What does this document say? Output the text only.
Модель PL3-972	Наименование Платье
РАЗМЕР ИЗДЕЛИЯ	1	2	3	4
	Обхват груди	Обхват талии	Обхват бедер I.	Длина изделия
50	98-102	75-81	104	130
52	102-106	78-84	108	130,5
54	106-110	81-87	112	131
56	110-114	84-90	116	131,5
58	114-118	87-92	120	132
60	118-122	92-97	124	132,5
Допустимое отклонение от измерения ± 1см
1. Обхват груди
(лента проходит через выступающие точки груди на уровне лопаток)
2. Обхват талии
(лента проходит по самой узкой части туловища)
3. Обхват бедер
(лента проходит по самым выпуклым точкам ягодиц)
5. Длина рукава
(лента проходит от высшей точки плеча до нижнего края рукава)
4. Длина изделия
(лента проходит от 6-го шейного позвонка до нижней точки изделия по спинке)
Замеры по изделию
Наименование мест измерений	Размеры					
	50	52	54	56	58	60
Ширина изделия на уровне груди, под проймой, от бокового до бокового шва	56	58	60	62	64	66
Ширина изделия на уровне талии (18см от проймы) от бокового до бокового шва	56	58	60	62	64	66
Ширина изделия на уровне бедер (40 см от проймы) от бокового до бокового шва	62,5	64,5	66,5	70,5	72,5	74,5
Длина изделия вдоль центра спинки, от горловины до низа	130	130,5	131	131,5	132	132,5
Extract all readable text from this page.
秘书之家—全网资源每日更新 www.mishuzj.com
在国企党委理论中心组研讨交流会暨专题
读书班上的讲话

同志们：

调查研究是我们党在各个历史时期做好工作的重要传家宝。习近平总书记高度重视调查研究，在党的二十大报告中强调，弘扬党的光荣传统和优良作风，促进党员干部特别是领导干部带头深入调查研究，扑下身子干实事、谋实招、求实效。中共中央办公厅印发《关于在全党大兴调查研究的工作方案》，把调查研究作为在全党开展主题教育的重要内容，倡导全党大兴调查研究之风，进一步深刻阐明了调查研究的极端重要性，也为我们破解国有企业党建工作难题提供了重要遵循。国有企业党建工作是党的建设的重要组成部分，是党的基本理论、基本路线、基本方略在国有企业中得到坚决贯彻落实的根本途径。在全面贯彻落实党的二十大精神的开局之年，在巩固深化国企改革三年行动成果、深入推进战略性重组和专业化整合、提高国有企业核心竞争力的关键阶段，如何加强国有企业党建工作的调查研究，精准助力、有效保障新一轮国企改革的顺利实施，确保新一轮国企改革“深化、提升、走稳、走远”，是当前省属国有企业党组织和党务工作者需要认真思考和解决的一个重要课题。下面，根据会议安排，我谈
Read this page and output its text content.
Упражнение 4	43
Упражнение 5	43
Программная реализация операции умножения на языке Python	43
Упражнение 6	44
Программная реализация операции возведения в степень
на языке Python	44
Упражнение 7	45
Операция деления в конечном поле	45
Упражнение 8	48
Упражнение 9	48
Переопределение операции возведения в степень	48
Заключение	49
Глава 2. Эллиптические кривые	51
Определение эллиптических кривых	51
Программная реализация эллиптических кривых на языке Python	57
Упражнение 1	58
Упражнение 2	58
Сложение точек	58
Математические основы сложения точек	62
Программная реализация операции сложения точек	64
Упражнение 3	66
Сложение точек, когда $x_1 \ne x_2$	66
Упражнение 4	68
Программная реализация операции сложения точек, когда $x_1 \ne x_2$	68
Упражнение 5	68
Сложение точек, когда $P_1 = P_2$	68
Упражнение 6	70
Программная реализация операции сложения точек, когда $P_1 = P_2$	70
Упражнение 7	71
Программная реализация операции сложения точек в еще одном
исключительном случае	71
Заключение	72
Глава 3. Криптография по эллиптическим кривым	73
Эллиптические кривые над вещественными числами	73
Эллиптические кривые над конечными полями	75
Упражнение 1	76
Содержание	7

» WHAT IS EXPECTED:
The records above should all be quoted exactly, please.

» OUTPUT FOR THIS TASK:
What does this document say? Output the text only.
Модель PL3-972	Наименование Платье
РАЗМЕР ИЗДЕЛИЯ	1	2	3	4
	Обхват груди	Обхват талии	Обхват бедер I.	Длина изделия
50	98-102	75-81	104	130
52	102-106	78-84	108	130,5
54	106-110	81-87	112	131
56	110-114	84-90	116	131,5
58	114-118	87-92	120	132
60	118-122	92-97	124	132,5
Допустимое отклонение от измерения ± 1см
1. Обхват груди
(лента проходит через выступающие точки груди на уровне лопаток)
2. Обхват талии
(лента проходит по самой узкой части туловища)
3. Обхват бедер
(лента проходит по самым выпуклым точкам ягодиц)
5. Длина рукава
(лента проходит от высшей точки плеча до нижнего края рукава)
4. Длина изделия
(лента проходит от 6-го шейного позвонка до нижней точки изделия по спинке)
Замеры по изделию
Наименование мест измерений	Размеры					
	50	52	54	56	58	60
Ширина изделия на уровне груди, под проймой, от бокового до бокового шва	56	58	60	62	64	66
Ширина изделия на уровне талии (18см от проймы) от бокового до бокового шва	56	58	60	62	64	66
Ширина изделия на уровне бедер (40 см от проймы) от бокового до бокового шва	62,5	64,5	66,5	70,5	72,5	74,5
Длина изделия вдоль центра спинки, от горловины до низа	130	130,5	131	131,5	132	132,5
Extract all readable text from this page.
秘书之家—全网资源每日更新 www.mishuzj.com
在国企党委理论中心组研讨交流会暨专题
读书班上的讲话

同志们：

调查研究是我们党在各个历史时期做好工作的重要传家宝。习近平总书记高度重视调查研究，在党的二十大报告中强调，弘扬党的光荣传统和优良作风，促进党员干部特别是领导干部带头深入调查研究，扑下身子干实事、谋实招、求实效。中共中央办公厅印发《关于在全党大兴调查研究的工作方案》，把调查研究作为在全党开展主题教育的重要内容，倡导全党大兴调查研究之风，进一步深刻阐明了调查研究的极端重要性，也为我们破解国有企业党建工作难题提供了重要遵循。国有企业党建工作是党的建设的重要组成部分，是党的基本理论、基本路线、基本方略在国有企业中得到坚决贯彻落实的根本途径。在全面贯彻落实党的二十大精神的开局之年，在巩固深化国企改革三年行动成果、深入推进战略性重组和专业化整合、提高国有企业核心竞争力的关键阶段，如何加强国有企业党建工作的调查研究，精准助力、有效保障新一轮国企改革的顺利实施，确保新一轮国企改革“深化、提升、走稳、走远”，是当前省属国有企业党组织和党务工作者需要认真思考和解决的一个重要课题。下面，根据会议安排，我谈
Read this page and output its text content.
Упражнение 4	43
Упражнение 5	43
Программная реализация операции умножения на языке Python	43
Упражнение 6	44
Программная реализация операции возведения в степень
на языке Python	44
Упражнение 7	45
Операция деления в конечном поле	45
Упражнение 8	48
Упражнение 9	48
Переопределение операции возведения в степень	48
Заключение	49
Глава 2. Эллиптические кривые	51
Определение эллиптических кривых	51
Программная реализация эллиптических кривых на языке Python	57
Упражнение 1	58
Упражнение 2	58
Сложение точек	58
Математические основы сложения точек	62
Программная реализация операции сложения точек	64
Упражнение 3	66
Сложение точек, когда $x_1 \ne x_2$	66
Упражнение 4	68
Программная реализация операции сложения точек, когда $x_1 \ne x_2$	68
Упражнение 5	68
Сложение точек, когда $P_1 = P_2$	68
Упражнение 6	70
Программная реализация операции сложения точек, когда $P_1 = P_2$	70
Упражнение 7	71
Программная реализация операции сложения точек в еще одном
исключительном случае	71
Заключение	72
Глава 3. Криптография по эллиптическим кривым	73
Эллиптические кривые над вещественными числами	73
Эллиптические кривые над конечными полями	75
Упражнение 1	76
Содержание	7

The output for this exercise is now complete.